## START

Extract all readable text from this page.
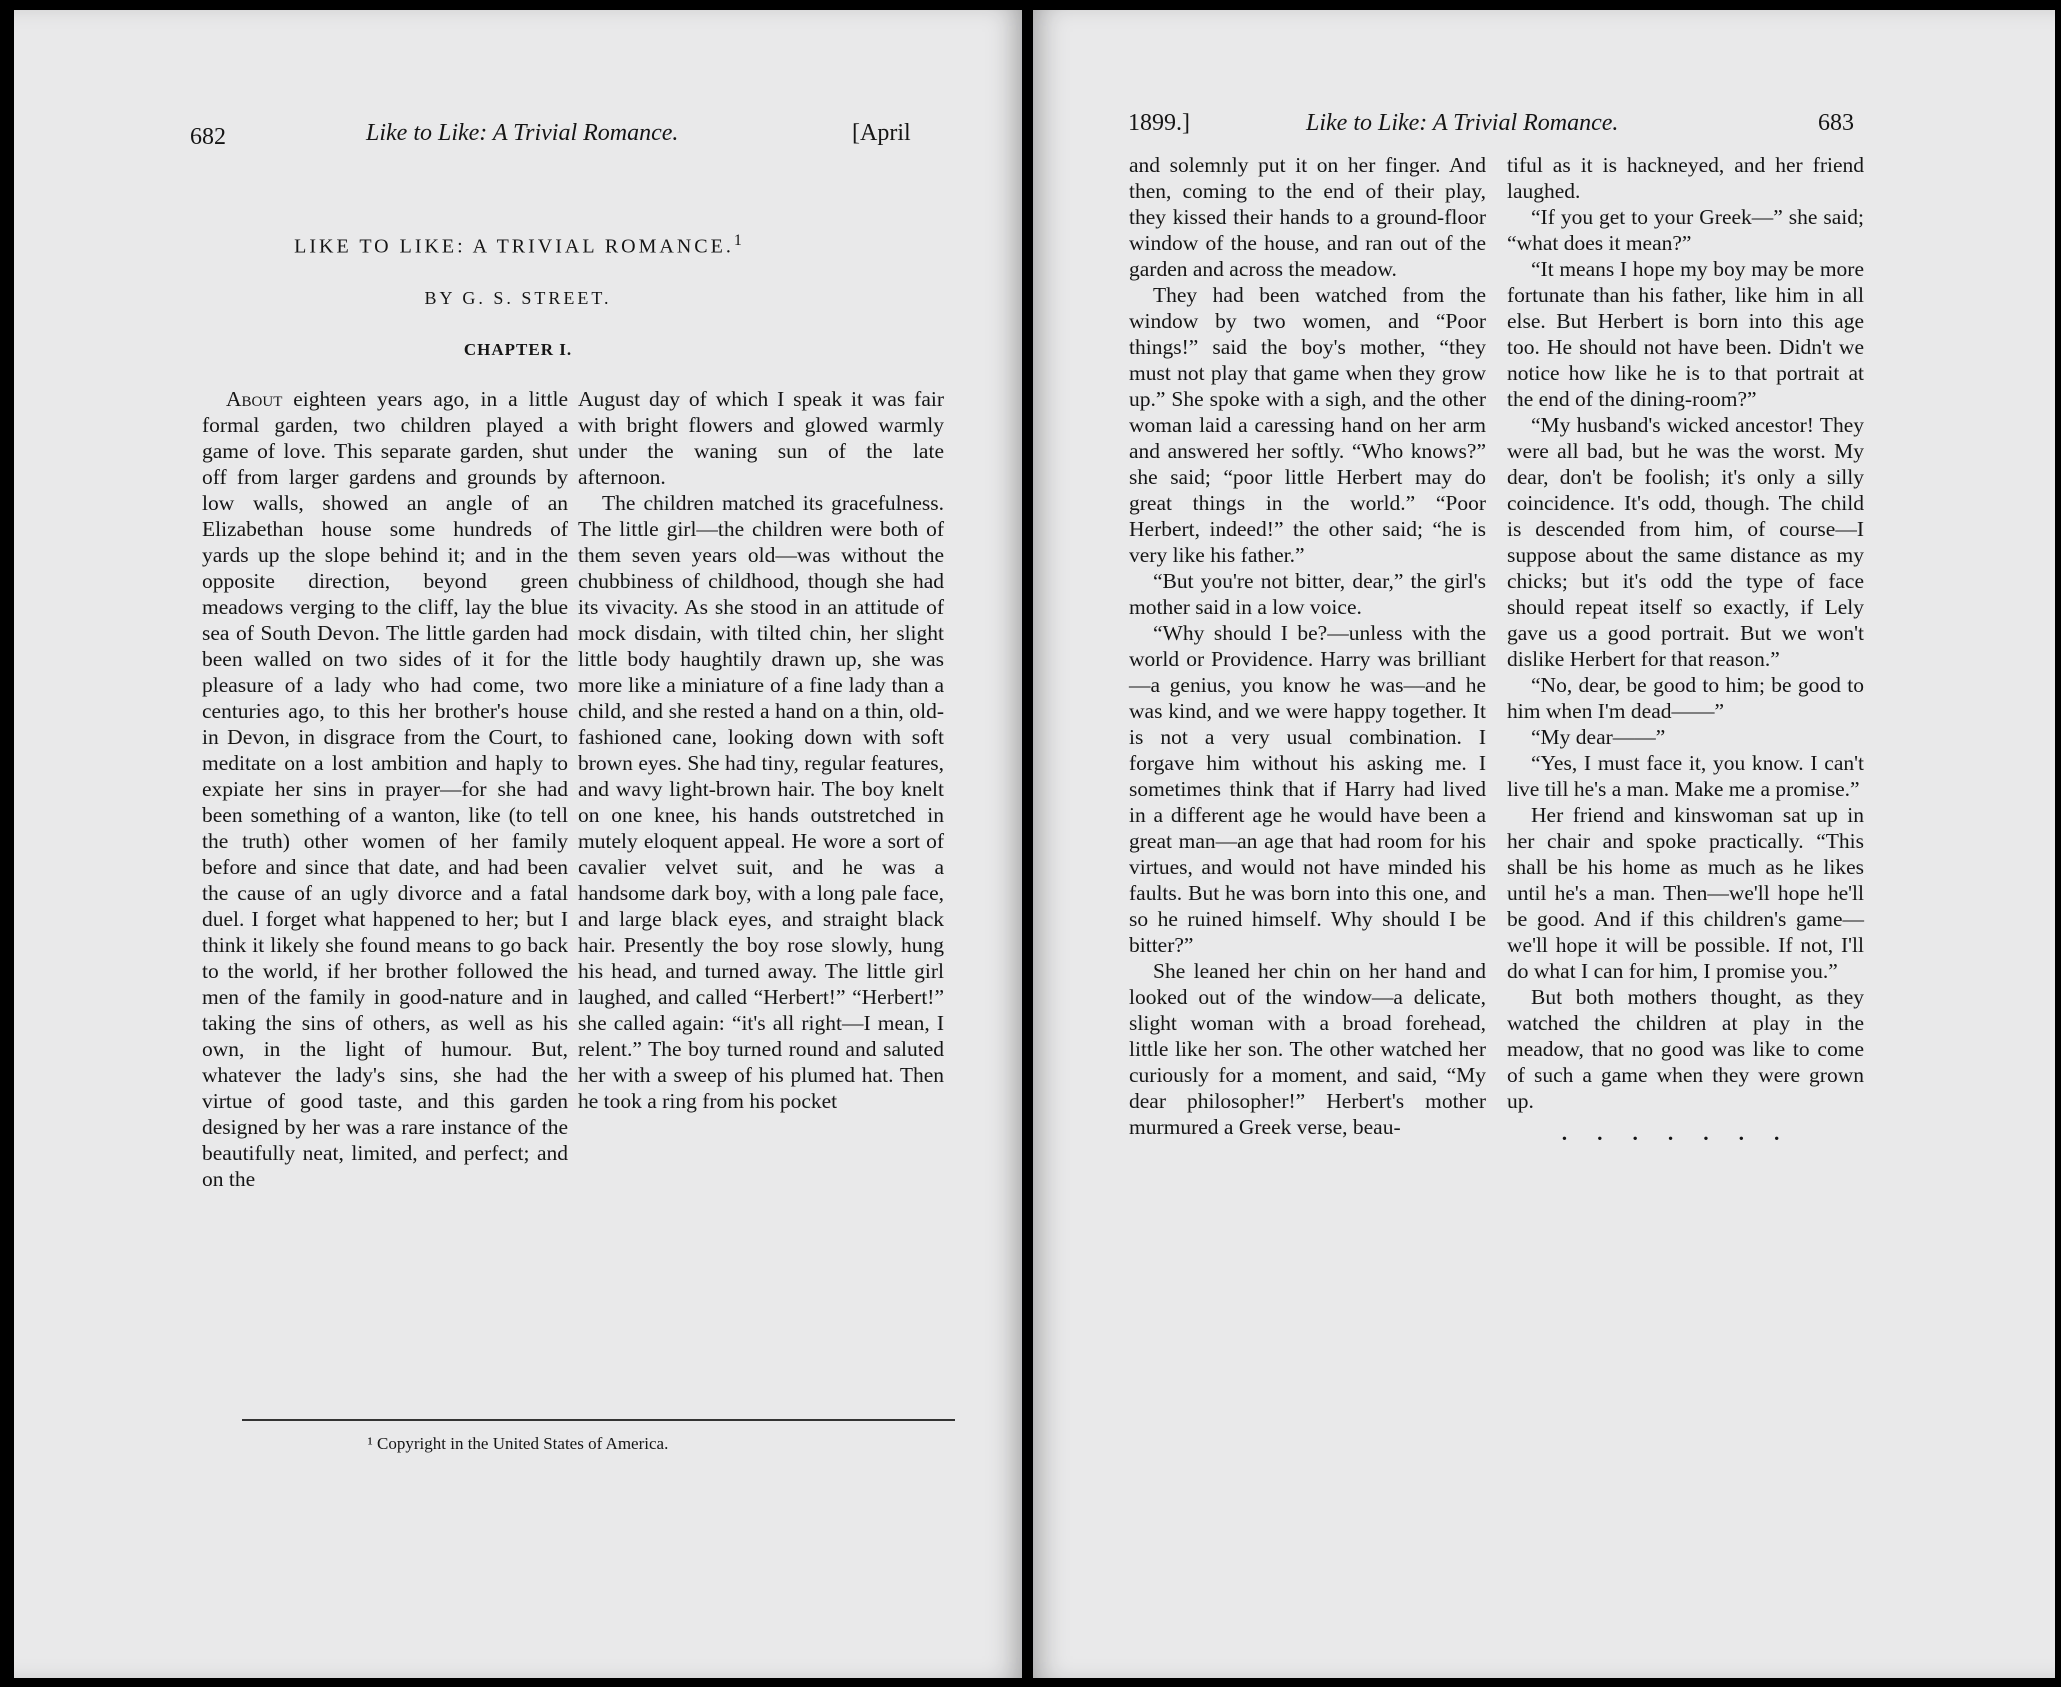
682	Like to Like: A Trivial Romance.	[April
LIKE TO LIKE: A TRIVIAL ROMANCE.$^1$
BY G. S. STREET.
CHAPTER I.

About eighteen years ago, in a little formal garden, two children played a game of love. This separate garden, shut off from larger gardens and grounds by low walls, showed an angle of an Elizabethan house some hundreds of yards up the slope behind it; and in the opposite direction, beyond green meadows verging to the cliff, lay the blue sea of South Devon. The little garden had been walled on two sides of it for the pleasure of a lady who had come, two centuries ago, to this her brother's house in Devon, in disgrace from the Court, to meditate on a lost ambition and haply to expiate her sins in prayer—for she had been something of a wanton, like (to tell the truth) other women of her family before and since that date, and had been the cause of an ugly divorce and a fatal duel. I forget what happened to her; but I think it likely she found means to go back to the world, if her brother followed the men of the family in good-nature and in taking the sins of others, as well as his own, in the light of humour. But, whatever the lady's sins, she had the virtue of good taste, and this garden designed by her was a rare instance of the beautifully neat, limited, and perfect; and on the

August day of which I speak it was fair with bright flowers and glowed warmly under the waning sun of the late afternoon.

The children matched its gracefulness. The little girl—the children were both of them seven years old—was without the chubbiness of childhood, though she had its vivacity. As she stood in an attitude of mock disdain, with tilted chin, her slight little body haughtily drawn up, she was more like a miniature of a fine lady than a child, and she rested a hand on a thin, old-fashioned cane, looking down with soft brown eyes. She had tiny, regular features, and wavy light-brown hair. The boy knelt on one knee, his hands outstretched in mutely eloquent appeal. He wore a sort of cavalier velvet suit, and he was a handsome dark boy, with a long pale face, and large black eyes, and straight black hair. Presently the boy rose slowly, hung his head, and turned away. The little girl laughed, and called “Herbert!” “Herbert!” she called again: “it's all right—I mean, I relent.” The boy turned round and saluted her with a sweep of his plumed hat. Then he took a ring from his pocket

¹ Copyright in the United States of America.
1899.]	Like to Like: A Trivial Romance.	683

and solemnly put it on her finger. And then, coming to the end of their play, they kissed their hands to a ground-floor window of the house, and ran out of the garden and across the meadow.

They had been watched from the window by two women, and “Poor things!” said the boy's mother, “they must not play that game when they grow up.” She spoke with a sigh, and the other woman laid a caressing hand on her arm and answered her softly. “Who knows?” she said; “poor little Herbert may do great things in the world.” “Poor Herbert, indeed!” the other said; “he is very like his father.”

“But you're not bitter, dear,” the girl's mother said in a low voice.

“Why should I be?—unless with the world or Providence. Harry was brilliant—a genius, you know he was—and he was kind, and we were happy together. It is not a very usual combination. I forgave him without his asking me. I sometimes think that if Harry had lived in a different age he would have been a great man—an age that had room for his virtues, and would not have minded his faults. But he was born into this one, and so he ruined himself. Why should I be bitter?”

She leaned her chin on her hand and looked out of the window—a delicate, slight woman with a broad forehead, little like her son. The other watched her curiously for a moment, and said, “My dear philosopher!” Herbert's mother murmured a Greek verse, beau-

tiful as it is hackneyed, and her friend laughed.

“If you get to your Greek—” she said; “what does it mean?”

“It means I hope my boy may be more fortunate than his father, like him in all else. But Herbert is born into this age too. He should not have been. Didn't we notice how like he is to that portrait at the end of the dining-room?”

“My husband's wicked ancestor! They were all bad, but he was the worst. My dear, don't be foolish; it's only a silly coincidence. It's odd, though. The child is descended from him, of course—I suppose about the same distance as my chicks; but it's odd the type of face should repeat itself so exactly, if Lely gave us a good portrait. But we won't dislike Herbert for that reason.”

“No, dear, be good to him; be good to him when I'm dead——”

“My dear——”

“Yes, I must face it, you know. I can't live till he's a man. Make me a promise.”

Her friend and kinswoman sat up in her chair and spoke practically. “This shall be his home as much as he likes until he's a man. Then—we'll hope he'll be good. And if this children's game—we'll hope it will be possible. If not, I'll do what I can for him, I promise you.”

But both mothers thought, as they watched the children at play in the meadow, that no good was like to come of such a game when they were grown up.

.......
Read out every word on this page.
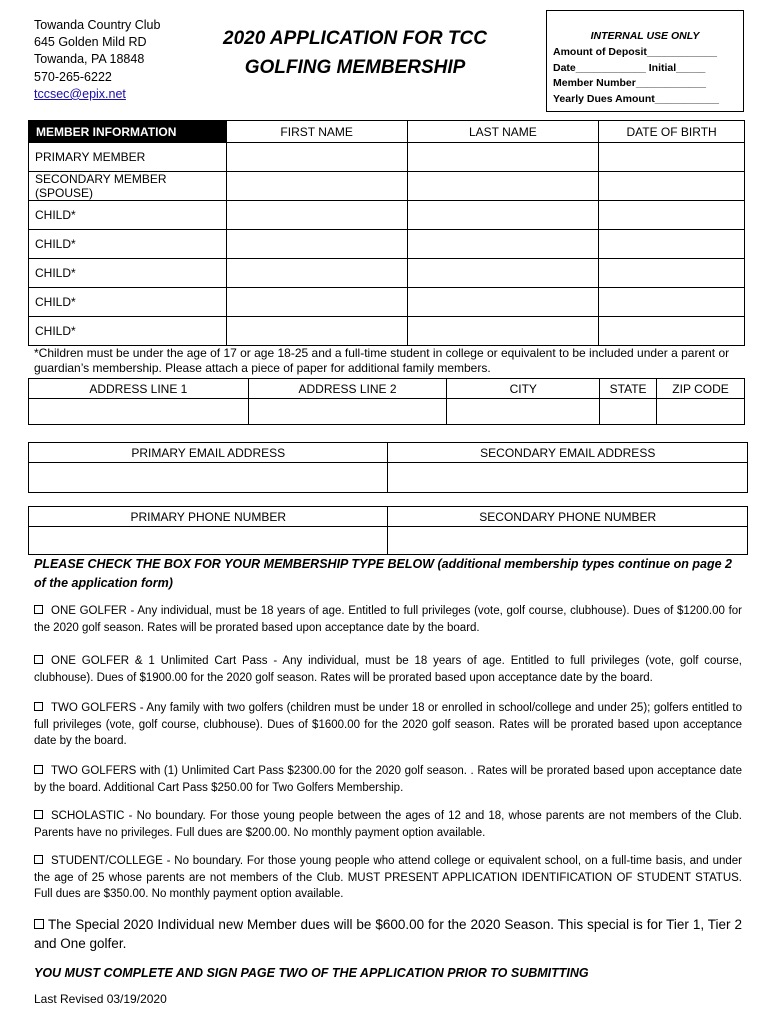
Towanda Country Club
645 Golden Mild RD
Towanda, PA 18848
570-265-6222
tccsec@epix.net
2020 APPLICATION FOR TCC
GOLFING MEMBERSHIP
INTERNAL USE ONLY
Amount of Deposit____________
Date____________ Initial_____
Member Number____________
Yearly Dues Amount___________
MEMBER INFORMATION	FIRST NAME	LAST NAME	DATE OF BIRTH
PRIMARY MEMBER			
SECONDARY MEMBER (SPOUSE)			
CHILD*			
CHILD*			
CHILD*			
CHILD*			
CHILD*			
*Children must be under the age of 17 or age 18-25 and a full-time student in college or equivalent to be included under a parent or guardian’s membership. Please attach a piece of paper for additional family members.
ADDRESS LINE 1	ADDRESS LINE 2	CITY	STATE	ZIP CODE

PRIMARY EMAIL ADDRESS	SECONDARY EMAIL ADDRESS

PRIMARY PHONE NUMBER	SECONDARY PHONE NUMBER

PLEASE CHECK THE BOX FOR YOUR MEMBERSHIP TYPE BELOW (additional membership types continue on page 2 of the application form)
ONE GOLFER - Any individual, must be 18 years of age. Entitled to full privileges (vote, golf course, clubhouse). Dues of $1200.00 for the 2020 golf season. Rates will be prorated based upon acceptance date by the board.
ONE GOLFER & 1 Unlimited Cart Pass - Any individual, must be 18 years of age. Entitled to full privileges (vote, golf course, clubhouse). Dues of $1900.00 for the 2020 golf season. Rates will be prorated based upon acceptance date by the board.
TWO GOLFERS - Any family with two golfers (children must be under 18 or enrolled in school/college and under 25); golfers entitled to full privileges (vote, golf course, clubhouse). Dues of $1600.00 for the 2020 golf season. Rates will be prorated based upon acceptance date by the board.
TWO GOLFERS with (1) Unlimited Cart Pass $2300.00 for the 2020 golf season. . Rates will be prorated based upon acceptance date by the board. Additional Cart Pass $250.00 for Two Golfers Membership.
SCHOLASTIC - No boundary. For those young people between the ages of 12 and 18, whose parents are not members of the Club. Parents have no privileges. Full dues are $200.00. No monthly payment option available.
STUDENT/COLLEGE - No boundary. For those young people who attend college or equivalent school, on a full-time basis, and under the age of 25 whose parents are not members of the Club. MUST PRESENT APPLICATION IDENTIFICATION OF STUDENT STATUS. Full dues are $350.00. No monthly payment option available.
The Special 2020 Individual new Member dues will be $600.00 for the 2020 Season. This special is for Tier 1, Tier 2 and One golfer.
YOU MUST COMPLETE AND SIGN PAGE TWO OF THE APPLICATION PRIOR TO SUBMITTING
Last Revised 03/19/2020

## END

_Requirements:_ Strip out the pictures and quote the remaining data word for word.

_Solution below:_
Extract all readable text from this page.
682	Like to Like: A Trivial Romance.	[April
LIKE TO LIKE: A TRIVIAL ROMANCE.$^1$
BY G. S. STREET.
CHAPTER I.

About eighteen years ago, in a little formal garden, two children played a game of love. This separate garden, shut off from larger gardens and grounds by low walls, showed an angle of an Elizabethan house some hundreds of yards up the slope behind it; and in the opposite direction, beyond green meadows verging to the cliff, lay the blue sea of South Devon. The little garden had been walled on two sides of it for the pleasure of a lady who had come, two centuries ago, to this her brother's house in Devon, in disgrace from the Court, to meditate on a lost ambition and haply to expiate her sins in prayer—for she had been something of a wanton, like (to tell the truth) other women of her family before and since that date, and had been the cause of an ugly divorce and a fatal duel. I forget what happened to her; but I think it likely she found means to go back to the world, if her brother followed the men of the family in good-nature and in taking the sins of others, as well as his own, in the light of humour. But, whatever the lady's sins, she had the virtue of good taste, and this garden designed by her was a rare instance of the beautifully neat, limited, and perfect; and on the

August day of which I speak it was fair with bright flowers and glowed warmly under the waning sun of the late afternoon.

The children matched its gracefulness. The little girl—the children were both of them seven years old—was without the chubbiness of childhood, though she had its vivacity. As she stood in an attitude of mock disdain, with tilted chin, her slight little body haughtily drawn up, she was more like a miniature of a fine lady than a child, and she rested a hand on a thin, old-fashioned cane, looking down with soft brown eyes. She had tiny, regular features, and wavy light-brown hair. The boy knelt on one knee, his hands outstretched in mutely eloquent appeal. He wore a sort of cavalier velvet suit, and he was a handsome dark boy, with a long pale face, and large black eyes, and straight black hair. Presently the boy rose slowly, hung his head, and turned away. The little girl laughed, and called “Herbert!” “Herbert!” she called again: “it's all right—I mean, I relent.” The boy turned round and saluted her with a sweep of his plumed hat. Then he took a ring from his pocket

¹ Copyright in the United States of America.
1899.]	Like to Like: A Trivial Romance.	683

and solemnly put it on her finger. And then, coming to the end of their play, they kissed their hands to a ground-floor window of the house, and ran out of the garden and across the meadow.

They had been watched from the window by two women, and “Poor things!” said the boy's mother, “they must not play that game when they grow up.” She spoke with a sigh, and the other woman laid a caressing hand on her arm and answered her softly. “Who knows?” she said; “poor little Herbert may do great things in the world.” “Poor Herbert, indeed!” the other said; “he is very like his father.”

“But you're not bitter, dear,” the girl's mother said in a low voice.

“Why should I be?—unless with the world or Providence. Harry was brilliant—a genius, you know he was—and he was kind, and we were happy together. It is not a very usual combination. I forgave him without his asking me. I sometimes think that if Harry had lived in a different age he would have been a great man—an age that had room for his virtues, and would not have minded his faults. But he was born into this one, and so he ruined himself. Why should I be bitter?”

She leaned her chin on her hand and looked out of the window—a delicate, slight woman with a broad forehead, little like her son. The other watched her curiously for a moment, and said, “My dear philosopher!” Herbert's mother murmured a Greek verse, beau-

tiful as it is hackneyed, and her friend laughed.

“If you get to your Greek—” she said; “what does it mean?”

“It means I hope my boy may be more fortunate than his father, like him in all else. But Herbert is born into this age too. He should not have been. Didn't we notice how like he is to that portrait at the end of the dining-room?”

“My husband's wicked ancestor! They were all bad, but he was the worst. My dear, don't be foolish; it's only a silly coincidence. It's odd, though. The child is descended from him, of course—I suppose about the same distance as my chicks; but it's odd the type of face should repeat itself so exactly, if Lely gave us a good portrait. But we won't dislike Herbert for that reason.”

“No, dear, be good to him; be good to him when I'm dead——”

“My dear——”

“Yes, I must face it, you know. I can't live till he's a man. Make me a promise.”

Her friend and kinswoman sat up in her chair and spoke practically. “This shall be his home as much as he likes until he's a man. Then—we'll hope he'll be good. And if this children's game—we'll hope it will be possible. If not, I'll do what I can for him, I promise you.”

But both mothers thought, as they watched the children at play in the meadow, that no good was like to come of such a game when they were grown up.

.......
Read out every word on this page.
Towanda Country Club
645 Golden Mild RD
Towanda, PA 18848
570-265-6222
tccsec@epix.net
2020 APPLICATION FOR TCC
GOLFING MEMBERSHIP
INTERNAL USE ONLY
Amount of Deposit____________
Date____________ Initial_____
Member Number____________
Yearly Dues Amount___________
MEMBER INFORMATION	FIRST NAME	LAST NAME	DATE OF BIRTH
PRIMARY MEMBER			
SECONDARY MEMBER (SPOUSE)			
CHILD*			
CHILD*			
CHILD*			
CHILD*			
CHILD*			
*Children must be under the age of 17 or age 18-25 and a full-time student in college or equivalent to be included under a parent or guardian’s membership. Please attach a piece of paper for additional family members.
ADDRESS LINE 1	ADDRESS LINE 2	CITY	STATE	ZIP CODE

PRIMARY EMAIL ADDRESS	SECONDARY EMAIL ADDRESS

PRIMARY PHONE NUMBER	SECONDARY PHONE NUMBER

PLEASE CHECK THE BOX FOR YOUR MEMBERSHIP TYPE BELOW (additional membership types continue on page 2 of the application form)
ONE GOLFER - Any individual, must be 18 years of age. Entitled to full privileges (vote, golf course, clubhouse). Dues of $1200.00 for the 2020 golf season. Rates will be prorated based upon acceptance date by the board.
ONE GOLFER & 1 Unlimited Cart Pass - Any individual, must be 18 years of age. Entitled to full privileges (vote, golf course, clubhouse). Dues of $1900.00 for the 2020 golf season. Rates will be prorated based upon acceptance date by the board.
TWO GOLFERS - Any family with two golfers (children must be under 18 or enrolled in school/college and under 25); golfers entitled to full privileges (vote, golf course, clubhouse). Dues of $1600.00 for the 2020 golf season. Rates will be prorated based upon acceptance date by the board.
TWO GOLFERS with (1) Unlimited Cart Pass $2300.00 for the 2020 golf season. . Rates will be prorated based upon acceptance date by the board. Additional Cart Pass $250.00 for Two Golfers Membership.
SCHOLASTIC - No boundary. For those young people between the ages of 12 and 18, whose parents are not members of the Club. Parents have no privileges. Full dues are $200.00. No monthly payment option available.
STUDENT/COLLEGE - No boundary. For those young people who attend college or equivalent school, on a full-time basis, and under the age of 25 whose parents are not members of the Club. MUST PRESENT APPLICATION IDENTIFICATION OF STUDENT STATUS. Full dues are $350.00. No monthly payment option available.
The Special 2020 Individual new Member dues will be $600.00 for the 2020 Season. This special is for Tier 1, Tier 2 and One golfer.
YOU MUST COMPLETE AND SIGN PAGE TWO OF THE APPLICATION PRIOR TO SUBMITTING
Last Revised 03/19/2020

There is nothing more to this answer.